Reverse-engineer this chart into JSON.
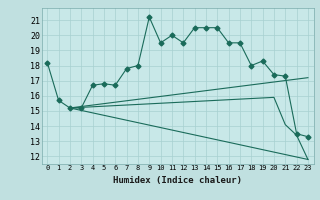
{
  "xlabel": "Humidex (Indice chaleur)",
  "xlim": [
    -0.5,
    23.5
  ],
  "ylim": [
    11.5,
    21.8
  ],
  "yticks": [
    12,
    13,
    14,
    15,
    16,
    17,
    18,
    19,
    20,
    21
  ],
  "xticks": [
    0,
    1,
    2,
    3,
    4,
    5,
    6,
    7,
    8,
    9,
    10,
    11,
    12,
    13,
    14,
    15,
    16,
    17,
    18,
    19,
    20,
    21,
    22,
    23
  ],
  "bg_color": "#c0e0e0",
  "plot_bg_color": "#c8e8e8",
  "line_color": "#1a6b5a",
  "grid_color": "#a8d0d0",
  "xlabel_bg": "#a0c8c8",
  "line1": {
    "x": [
      0,
      1,
      2,
      3,
      4,
      5,
      6,
      7,
      8,
      9,
      10,
      11,
      12,
      13,
      14,
      15,
      16,
      17,
      18,
      19,
      20,
      21,
      22,
      23
    ],
    "y": [
      18.2,
      15.7,
      15.2,
      15.2,
      16.7,
      16.8,
      16.7,
      17.8,
      18.0,
      21.2,
      19.5,
      20.0,
      19.5,
      20.5,
      20.5,
      20.5,
      19.5,
      19.5,
      18.0,
      18.3,
      17.4,
      17.3,
      13.5,
      13.3
    ]
  },
  "line2": {
    "x": [
      2,
      23
    ],
    "y": [
      15.2,
      17.2
    ]
  },
  "line3": {
    "x": [
      2,
      20,
      21,
      22,
      23
    ],
    "y": [
      15.2,
      15.9,
      14.1,
      13.4,
      11.8
    ]
  },
  "line4": {
    "x": [
      2,
      23
    ],
    "y": [
      15.2,
      11.8
    ]
  }
}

***

§ Description of the task: Copy the whole listing above word for word but do not carry over the pictures.

§ Task solution:
Reverse-engineer this chart into JSON.
{
  "xlabel": "Humidex (Indice chaleur)",
  "xlim": [
    -0.5,
    23.5
  ],
  "ylim": [
    11.5,
    21.8
  ],
  "yticks": [
    12,
    13,
    14,
    15,
    16,
    17,
    18,
    19,
    20,
    21
  ],
  "xticks": [
    0,
    1,
    2,
    3,
    4,
    5,
    6,
    7,
    8,
    9,
    10,
    11,
    12,
    13,
    14,
    15,
    16,
    17,
    18,
    19,
    20,
    21,
    22,
    23
  ],
  "bg_color": "#c0e0e0",
  "plot_bg_color": "#c8e8e8",
  "line_color": "#1a6b5a",
  "grid_color": "#a8d0d0",
  "xlabel_bg": "#a0c8c8",
  "line1": {
    "x": [
      0,
      1,
      2,
      3,
      4,
      5,
      6,
      7,
      8,
      9,
      10,
      11,
      12,
      13,
      14,
      15,
      16,
      17,
      18,
      19,
      20,
      21,
      22,
      23
    ],
    "y": [
      18.2,
      15.7,
      15.2,
      15.2,
      16.7,
      16.8,
      16.7,
      17.8,
      18.0,
      21.2,
      19.5,
      20.0,
      19.5,
      20.5,
      20.5,
      20.5,
      19.5,
      19.5,
      18.0,
      18.3,
      17.4,
      17.3,
      13.5,
      13.3
    ]
  },
  "line2": {
    "x": [
      2,
      23
    ],
    "y": [
      15.2,
      17.2
    ]
  },
  "line3": {
    "x": [
      2,
      20,
      21,
      22,
      23
    ],
    "y": [
      15.2,
      15.9,
      14.1,
      13.4,
      11.8
    ]
  },
  "line4": {
    "x": [
      2,
      23
    ],
    "y": [
      15.2,
      11.8
    ]
  }
}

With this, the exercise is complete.